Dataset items

[Start]

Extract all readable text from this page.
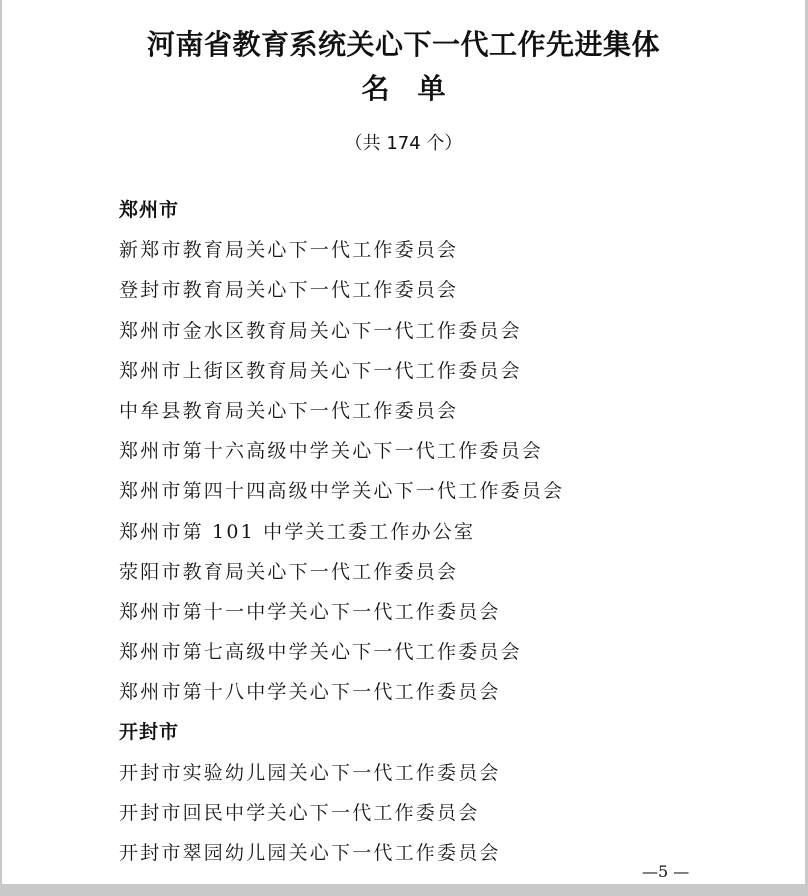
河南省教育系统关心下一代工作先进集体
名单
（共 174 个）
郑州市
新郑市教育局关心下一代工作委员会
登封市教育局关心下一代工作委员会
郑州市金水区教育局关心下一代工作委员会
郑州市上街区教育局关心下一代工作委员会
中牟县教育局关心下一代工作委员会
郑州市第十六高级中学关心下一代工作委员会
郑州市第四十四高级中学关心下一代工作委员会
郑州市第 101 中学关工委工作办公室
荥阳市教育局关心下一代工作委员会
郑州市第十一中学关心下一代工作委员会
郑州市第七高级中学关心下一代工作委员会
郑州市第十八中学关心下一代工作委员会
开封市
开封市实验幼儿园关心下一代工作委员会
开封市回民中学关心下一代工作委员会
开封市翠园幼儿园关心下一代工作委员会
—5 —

[End]
[Start]

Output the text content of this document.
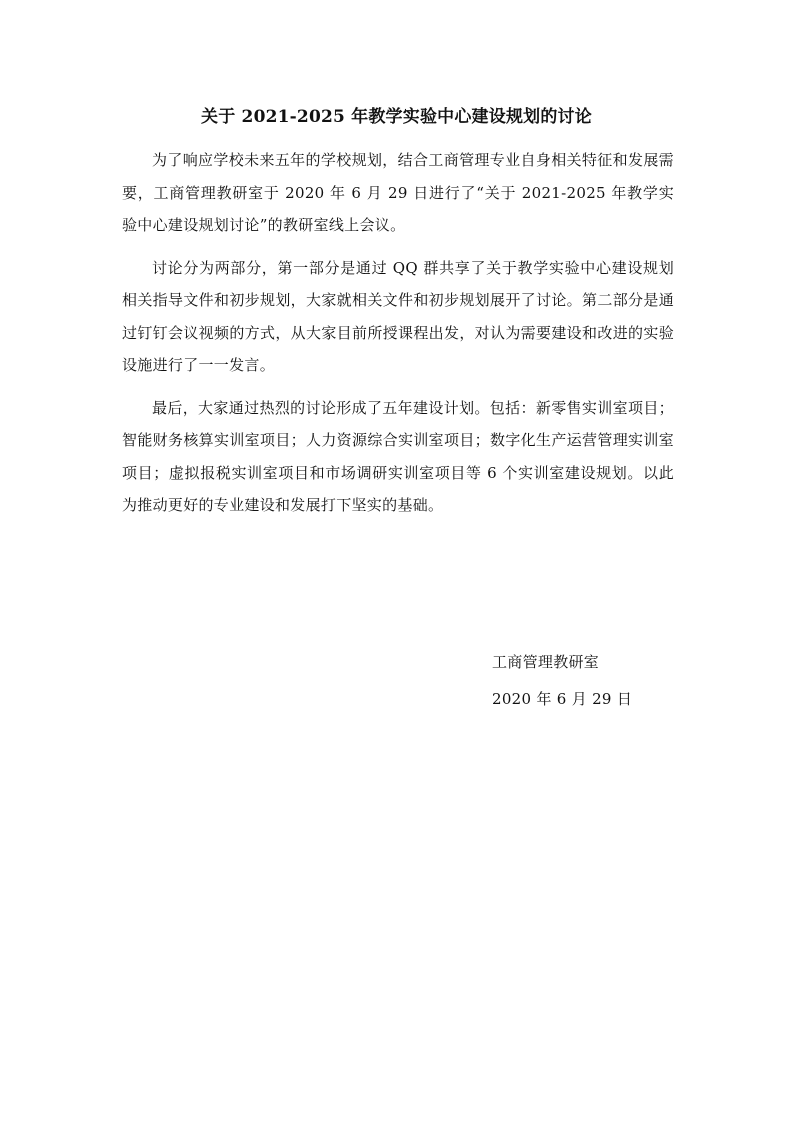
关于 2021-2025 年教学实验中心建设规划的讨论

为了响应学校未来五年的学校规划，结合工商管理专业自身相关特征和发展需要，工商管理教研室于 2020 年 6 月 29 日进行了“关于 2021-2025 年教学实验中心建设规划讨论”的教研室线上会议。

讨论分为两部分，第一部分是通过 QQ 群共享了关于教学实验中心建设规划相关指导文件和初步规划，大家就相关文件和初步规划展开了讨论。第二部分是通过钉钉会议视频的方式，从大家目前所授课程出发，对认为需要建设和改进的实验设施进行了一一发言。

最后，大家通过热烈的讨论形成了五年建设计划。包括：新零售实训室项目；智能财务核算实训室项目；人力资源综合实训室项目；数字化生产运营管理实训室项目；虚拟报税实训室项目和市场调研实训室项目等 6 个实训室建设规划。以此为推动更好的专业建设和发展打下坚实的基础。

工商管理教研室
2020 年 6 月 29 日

[End]
[Start]

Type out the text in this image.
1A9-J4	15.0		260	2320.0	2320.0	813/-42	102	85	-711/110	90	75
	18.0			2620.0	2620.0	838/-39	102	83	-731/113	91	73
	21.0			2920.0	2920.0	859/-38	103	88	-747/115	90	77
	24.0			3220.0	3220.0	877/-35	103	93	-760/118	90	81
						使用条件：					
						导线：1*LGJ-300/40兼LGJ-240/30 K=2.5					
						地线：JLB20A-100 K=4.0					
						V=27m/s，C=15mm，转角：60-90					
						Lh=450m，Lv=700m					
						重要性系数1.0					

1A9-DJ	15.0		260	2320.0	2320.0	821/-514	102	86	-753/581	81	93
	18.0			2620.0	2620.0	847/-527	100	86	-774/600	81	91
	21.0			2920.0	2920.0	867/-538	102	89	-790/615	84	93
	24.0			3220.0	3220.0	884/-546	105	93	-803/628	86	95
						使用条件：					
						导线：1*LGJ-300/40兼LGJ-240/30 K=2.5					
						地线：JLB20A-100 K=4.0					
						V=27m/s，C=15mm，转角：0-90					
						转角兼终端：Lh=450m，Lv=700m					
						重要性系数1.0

[End]

[WORK REQUIRED] Answer with one number: how many lines of the entries above include the word "text".

[SOLVED PROBLEM] 3